Data listing:
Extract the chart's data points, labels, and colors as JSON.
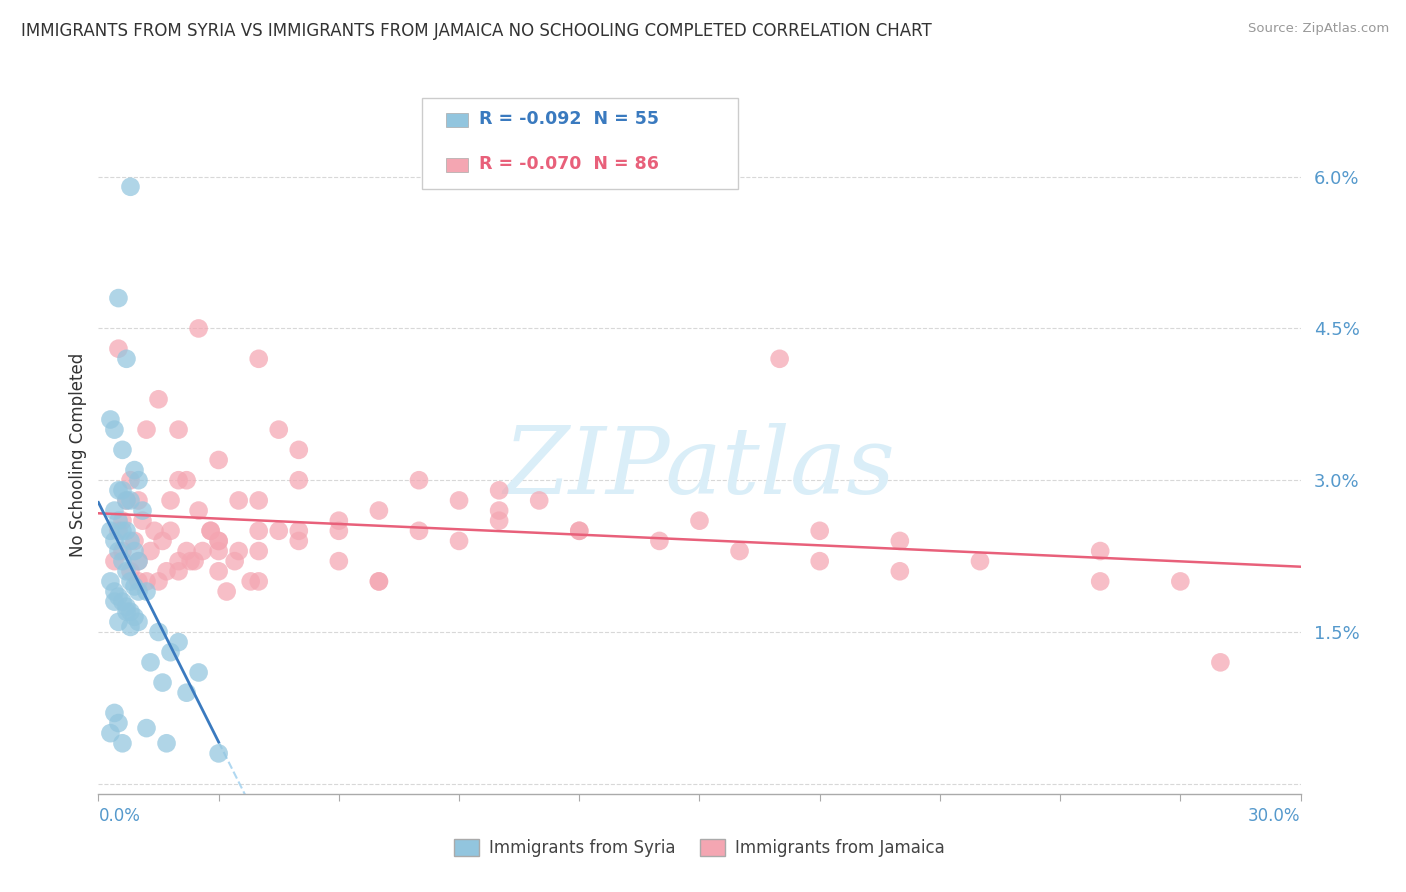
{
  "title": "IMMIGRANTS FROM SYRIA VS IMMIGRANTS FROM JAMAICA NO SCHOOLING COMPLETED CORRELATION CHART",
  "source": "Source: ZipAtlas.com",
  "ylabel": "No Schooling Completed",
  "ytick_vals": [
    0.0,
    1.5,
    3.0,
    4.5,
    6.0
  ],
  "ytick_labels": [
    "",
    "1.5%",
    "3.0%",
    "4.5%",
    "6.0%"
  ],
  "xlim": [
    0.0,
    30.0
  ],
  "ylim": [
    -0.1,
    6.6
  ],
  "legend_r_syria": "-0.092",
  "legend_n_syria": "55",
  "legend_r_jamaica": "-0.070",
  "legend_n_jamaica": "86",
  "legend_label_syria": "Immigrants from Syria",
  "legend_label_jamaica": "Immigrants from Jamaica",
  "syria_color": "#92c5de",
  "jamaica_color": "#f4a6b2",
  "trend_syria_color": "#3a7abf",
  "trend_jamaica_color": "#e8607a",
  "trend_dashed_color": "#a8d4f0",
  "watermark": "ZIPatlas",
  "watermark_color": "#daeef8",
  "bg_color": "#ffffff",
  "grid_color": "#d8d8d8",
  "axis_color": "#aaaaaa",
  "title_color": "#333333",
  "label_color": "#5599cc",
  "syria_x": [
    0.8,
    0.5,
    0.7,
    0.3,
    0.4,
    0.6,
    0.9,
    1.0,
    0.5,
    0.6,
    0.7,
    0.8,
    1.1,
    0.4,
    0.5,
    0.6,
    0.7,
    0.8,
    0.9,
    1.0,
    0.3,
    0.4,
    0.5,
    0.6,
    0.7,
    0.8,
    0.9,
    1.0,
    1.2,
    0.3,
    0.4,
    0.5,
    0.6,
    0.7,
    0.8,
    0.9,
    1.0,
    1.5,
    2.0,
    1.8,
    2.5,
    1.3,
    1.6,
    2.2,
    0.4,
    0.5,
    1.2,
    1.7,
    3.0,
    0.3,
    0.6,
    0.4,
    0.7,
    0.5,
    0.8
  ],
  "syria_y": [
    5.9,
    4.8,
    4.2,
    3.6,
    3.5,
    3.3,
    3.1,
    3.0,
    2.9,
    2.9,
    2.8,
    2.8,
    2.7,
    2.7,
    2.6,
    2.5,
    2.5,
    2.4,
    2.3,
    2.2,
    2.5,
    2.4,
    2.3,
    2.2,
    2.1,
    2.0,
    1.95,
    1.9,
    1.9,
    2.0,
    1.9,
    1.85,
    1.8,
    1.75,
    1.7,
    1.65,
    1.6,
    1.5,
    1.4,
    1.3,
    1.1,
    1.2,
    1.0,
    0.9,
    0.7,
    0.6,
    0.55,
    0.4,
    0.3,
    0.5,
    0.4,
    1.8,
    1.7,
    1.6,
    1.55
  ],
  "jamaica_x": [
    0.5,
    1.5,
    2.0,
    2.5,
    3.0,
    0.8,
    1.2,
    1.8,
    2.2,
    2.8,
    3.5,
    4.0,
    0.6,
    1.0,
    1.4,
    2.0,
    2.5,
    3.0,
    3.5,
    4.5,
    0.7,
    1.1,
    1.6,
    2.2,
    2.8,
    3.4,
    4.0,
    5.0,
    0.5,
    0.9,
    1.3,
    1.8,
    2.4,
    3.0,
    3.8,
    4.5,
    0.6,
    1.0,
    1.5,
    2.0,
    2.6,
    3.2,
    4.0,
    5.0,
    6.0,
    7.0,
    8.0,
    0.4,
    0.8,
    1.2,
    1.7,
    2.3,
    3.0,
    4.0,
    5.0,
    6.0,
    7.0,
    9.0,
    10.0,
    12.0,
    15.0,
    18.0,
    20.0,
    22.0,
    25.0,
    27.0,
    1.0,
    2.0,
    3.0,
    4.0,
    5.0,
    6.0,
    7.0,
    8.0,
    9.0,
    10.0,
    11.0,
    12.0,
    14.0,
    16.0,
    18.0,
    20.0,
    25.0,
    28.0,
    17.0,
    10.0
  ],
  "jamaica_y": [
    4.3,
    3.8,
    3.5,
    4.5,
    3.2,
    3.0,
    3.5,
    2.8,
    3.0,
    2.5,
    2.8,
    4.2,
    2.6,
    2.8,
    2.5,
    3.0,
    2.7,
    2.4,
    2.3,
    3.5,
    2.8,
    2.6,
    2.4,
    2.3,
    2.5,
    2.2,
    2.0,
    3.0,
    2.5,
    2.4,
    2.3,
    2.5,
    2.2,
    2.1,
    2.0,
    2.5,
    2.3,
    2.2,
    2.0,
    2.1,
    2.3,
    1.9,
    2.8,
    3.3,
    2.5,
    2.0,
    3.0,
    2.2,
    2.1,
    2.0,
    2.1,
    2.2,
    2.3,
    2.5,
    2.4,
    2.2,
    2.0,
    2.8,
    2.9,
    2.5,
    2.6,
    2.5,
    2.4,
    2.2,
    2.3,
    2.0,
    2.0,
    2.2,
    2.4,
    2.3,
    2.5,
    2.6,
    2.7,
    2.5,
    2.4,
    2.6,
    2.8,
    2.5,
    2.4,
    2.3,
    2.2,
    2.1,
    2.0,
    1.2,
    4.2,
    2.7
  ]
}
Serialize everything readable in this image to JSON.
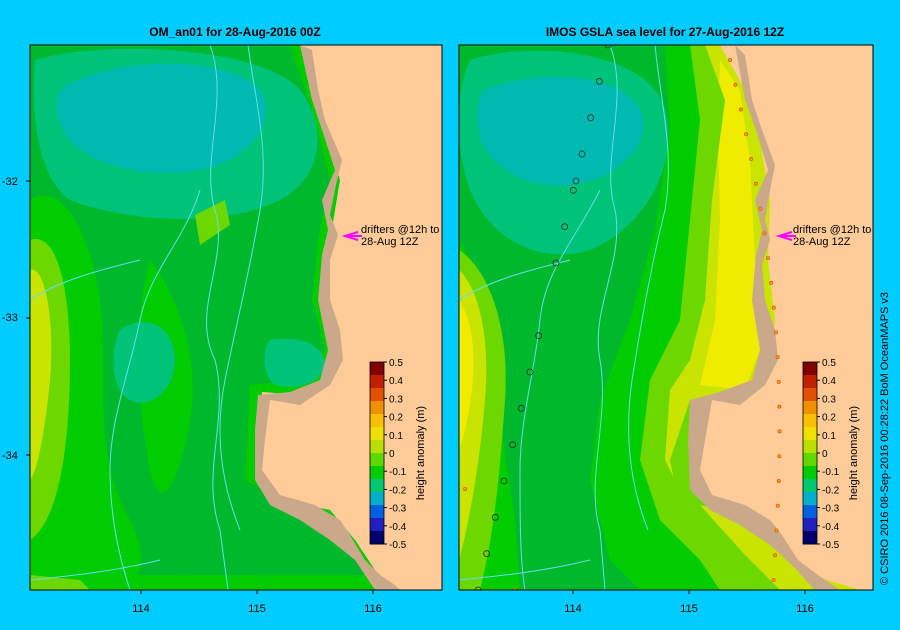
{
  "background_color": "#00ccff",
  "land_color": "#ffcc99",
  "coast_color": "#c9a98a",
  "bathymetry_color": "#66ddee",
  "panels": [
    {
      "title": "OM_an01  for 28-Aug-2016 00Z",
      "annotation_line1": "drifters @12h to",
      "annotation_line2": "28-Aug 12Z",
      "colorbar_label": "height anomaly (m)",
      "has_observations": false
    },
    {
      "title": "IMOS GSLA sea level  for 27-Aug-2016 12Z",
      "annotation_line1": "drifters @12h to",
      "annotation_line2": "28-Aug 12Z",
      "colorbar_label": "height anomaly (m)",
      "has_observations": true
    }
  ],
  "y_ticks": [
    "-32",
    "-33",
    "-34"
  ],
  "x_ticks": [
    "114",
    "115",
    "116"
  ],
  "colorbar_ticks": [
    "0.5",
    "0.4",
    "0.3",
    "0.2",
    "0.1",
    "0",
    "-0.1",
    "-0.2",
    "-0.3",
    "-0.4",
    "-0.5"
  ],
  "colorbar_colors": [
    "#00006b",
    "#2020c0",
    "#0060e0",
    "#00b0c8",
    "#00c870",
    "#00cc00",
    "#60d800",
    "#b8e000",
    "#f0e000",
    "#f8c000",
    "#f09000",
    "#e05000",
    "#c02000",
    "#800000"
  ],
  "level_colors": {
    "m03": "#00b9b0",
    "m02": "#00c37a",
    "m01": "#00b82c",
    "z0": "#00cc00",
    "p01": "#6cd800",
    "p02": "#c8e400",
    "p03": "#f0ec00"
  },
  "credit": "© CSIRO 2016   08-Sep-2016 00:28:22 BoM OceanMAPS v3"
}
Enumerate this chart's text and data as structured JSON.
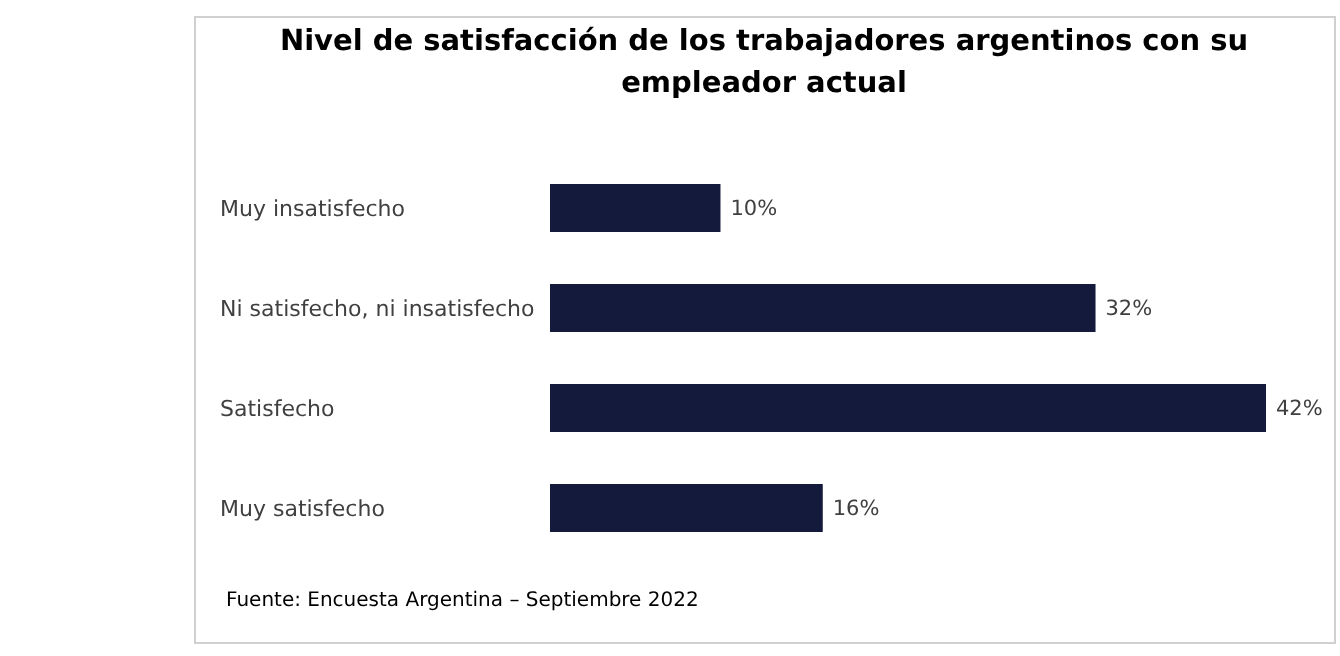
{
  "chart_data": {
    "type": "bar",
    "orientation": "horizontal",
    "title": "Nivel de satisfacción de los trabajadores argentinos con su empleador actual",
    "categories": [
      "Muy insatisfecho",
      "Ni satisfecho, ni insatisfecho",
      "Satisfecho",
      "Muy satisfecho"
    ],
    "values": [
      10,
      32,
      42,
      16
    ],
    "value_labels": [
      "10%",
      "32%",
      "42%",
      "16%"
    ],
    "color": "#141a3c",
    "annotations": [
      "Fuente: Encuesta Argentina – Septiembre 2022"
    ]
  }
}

* [SET PROBLEM] Without the pictures, return all the records precisely as they stand.

* [RESPONSE TO THIS EXERCISE]
Extract the chart's data points, labels, and colors as JSON.
{
  "title": "IMMIGRANTS FROM SYRIA VS IMMIGRANTS FROM JAMAICA NO SCHOOLING COMPLETED CORRELATION CHART",
  "source": "Source: ZipAtlas.com",
  "ylabel": "No Schooling Completed",
  "ytick_vals": [
    0.0,
    1.5,
    3.0,
    4.5,
    6.0
  ],
  "ytick_labels": [
    "",
    "1.5%",
    "3.0%",
    "4.5%",
    "6.0%"
  ],
  "xlim": [
    0.0,
    30.0
  ],
  "ylim": [
    -0.1,
    6.6
  ],
  "legend_r_syria": "-0.092",
  "legend_n_syria": "55",
  "legend_r_jamaica": "-0.070",
  "legend_n_jamaica": "86",
  "legend_label_syria": "Immigrants from Syria",
  "legend_label_jamaica": "Immigrants from Jamaica",
  "syria_color": "#92c5de",
  "jamaica_color": "#f4a6b2",
  "trend_syria_color": "#3a7abf",
  "trend_jamaica_color": "#e8607a",
  "trend_dashed_color": "#a8d4f0",
  "watermark": "ZIPatlas",
  "watermark_color": "#daeef8",
  "bg_color": "#ffffff",
  "grid_color": "#d8d8d8",
  "axis_color": "#aaaaaa",
  "title_color": "#333333",
  "label_color": "#5599cc",
  "syria_x": [
    0.8,
    0.5,
    0.7,
    0.3,
    0.4,
    0.6,
    0.9,
    1.0,
    0.5,
    0.6,
    0.7,
    0.8,
    1.1,
    0.4,
    0.5,
    0.6,
    0.7,
    0.8,
    0.9,
    1.0,
    0.3,
    0.4,
    0.5,
    0.6,
    0.7,
    0.8,
    0.9,
    1.0,
    1.2,
    0.3,
    0.4,
    0.5,
    0.6,
    0.7,
    0.8,
    0.9,
    1.0,
    1.5,
    2.0,
    1.8,
    2.5,
    1.3,
    1.6,
    2.2,
    0.4,
    0.5,
    1.2,
    1.7,
    3.0,
    0.3,
    0.6,
    0.4,
    0.7,
    0.5,
    0.8
  ],
  "syria_y": [
    5.9,
    4.8,
    4.2,
    3.6,
    3.5,
    3.3,
    3.1,
    3.0,
    2.9,
    2.9,
    2.8,
    2.8,
    2.7,
    2.7,
    2.6,
    2.5,
    2.5,
    2.4,
    2.3,
    2.2,
    2.5,
    2.4,
    2.3,
    2.2,
    2.1,
    2.0,
    1.95,
    1.9,
    1.9,
    2.0,
    1.9,
    1.85,
    1.8,
    1.75,
    1.7,
    1.65,
    1.6,
    1.5,
    1.4,
    1.3,
    1.1,
    1.2,
    1.0,
    0.9,
    0.7,
    0.6,
    0.55,
    0.4,
    0.3,
    0.5,
    0.4,
    1.8,
    1.7,
    1.6,
    1.55
  ],
  "jamaica_x": [
    0.5,
    1.5,
    2.0,
    2.5,
    3.0,
    0.8,
    1.2,
    1.8,
    2.2,
    2.8,
    3.5,
    4.0,
    0.6,
    1.0,
    1.4,
    2.0,
    2.5,
    3.0,
    3.5,
    4.5,
    0.7,
    1.1,
    1.6,
    2.2,
    2.8,
    3.4,
    4.0,
    5.0,
    0.5,
    0.9,
    1.3,
    1.8,
    2.4,
    3.0,
    3.8,
    4.5,
    0.6,
    1.0,
    1.5,
    2.0,
    2.6,
    3.2,
    4.0,
    5.0,
    6.0,
    7.0,
    8.0,
    0.4,
    0.8,
    1.2,
    1.7,
    2.3,
    3.0,
    4.0,
    5.0,
    6.0,
    7.0,
    9.0,
    10.0,
    12.0,
    15.0,
    18.0,
    20.0,
    22.0,
    25.0,
    27.0,
    1.0,
    2.0,
    3.0,
    4.0,
    5.0,
    6.0,
    7.0,
    8.0,
    9.0,
    10.0,
    11.0,
    12.0,
    14.0,
    16.0,
    18.0,
    20.0,
    25.0,
    28.0,
    17.0,
    10.0
  ],
  "jamaica_y": [
    4.3,
    3.8,
    3.5,
    4.5,
    3.2,
    3.0,
    3.5,
    2.8,
    3.0,
    2.5,
    2.8,
    4.2,
    2.6,
    2.8,
    2.5,
    3.0,
    2.7,
    2.4,
    2.3,
    3.5,
    2.8,
    2.6,
    2.4,
    2.3,
    2.5,
    2.2,
    2.0,
    3.0,
    2.5,
    2.4,
    2.3,
    2.5,
    2.2,
    2.1,
    2.0,
    2.5,
    2.3,
    2.2,
    2.0,
    2.1,
    2.3,
    1.9,
    2.8,
    3.3,
    2.5,
    2.0,
    3.0,
    2.2,
    2.1,
    2.0,
    2.1,
    2.2,
    2.3,
    2.5,
    2.4,
    2.2,
    2.0,
    2.8,
    2.9,
    2.5,
    2.6,
    2.5,
    2.4,
    2.2,
    2.3,
    2.0,
    2.0,
    2.2,
    2.4,
    2.3,
    2.5,
    2.6,
    2.7,
    2.5,
    2.4,
    2.6,
    2.8,
    2.5,
    2.4,
    2.3,
    2.2,
    2.1,
    2.0,
    1.2,
    4.2,
    2.7
  ]
}
Serialize everything readable in this image to JSON.
{
  "background_color": "#00ccff",
  "land_color": "#ffcc99",
  "coast_color": "#c9a98a",
  "bathymetry_color": "#66ddee",
  "panels": [
    {
      "title": "OM_an01  for 28-Aug-2016 00Z",
      "annotation_line1": "drifters @12h to",
      "annotation_line2": "28-Aug 12Z",
      "colorbar_label": "height anomaly (m)",
      "has_observations": false
    },
    {
      "title": "IMOS GSLA sea level  for 27-Aug-2016 12Z",
      "annotation_line1": "drifters @12h to",
      "annotation_line2": "28-Aug 12Z",
      "colorbar_label": "height anomaly (m)",
      "has_observations": true
    }
  ],
  "y_ticks": [
    "-32",
    "-33",
    "-34"
  ],
  "x_ticks": [
    "114",
    "115",
    "116"
  ],
  "colorbar_ticks": [
    "0.5",
    "0.4",
    "0.3",
    "0.2",
    "0.1",
    "0",
    "-0.1",
    "-0.2",
    "-0.3",
    "-0.4",
    "-0.5"
  ],
  "colorbar_colors": [
    "#00006b",
    "#2020c0",
    "#0060e0",
    "#00b0c8",
    "#00c870",
    "#00cc00",
    "#60d800",
    "#b8e000",
    "#f0e000",
    "#f8c000",
    "#f09000",
    "#e05000",
    "#c02000",
    "#800000"
  ],
  "level_colors": {
    "m03": "#00b9b0",
    "m02": "#00c37a",
    "m01": "#00b82c",
    "z0": "#00cc00",
    "p01": "#6cd800",
    "p02": "#c8e400",
    "p03": "#f0ec00"
  },
  "credit": "© CSIRO 2016   08-Sep-2016 00:28:22 BoM OceanMAPS v3"
}
Enumerate this chart's text and data as structured JSON.
{
  "chart_data": {
    "type": "bar",
    "orientation": "horizontal",
    "title": "Nivel de satisfacción de los trabajadores argentinos con su empleador actual",
    "categories": [
      "Muy insatisfecho",
      "Ni satisfecho, ni insatisfecho",
      "Satisfecho",
      "Muy satisfecho"
    ],
    "values": [
      10,
      32,
      42,
      16
    ],
    "value_labels": [
      "10%",
      "32%",
      "42%",
      "16%"
    ],
    "color": "#141a3c",
    "annotations": [
      "Fuente: Encuesta Argentina – Septiembre 2022"
    ]
  }
}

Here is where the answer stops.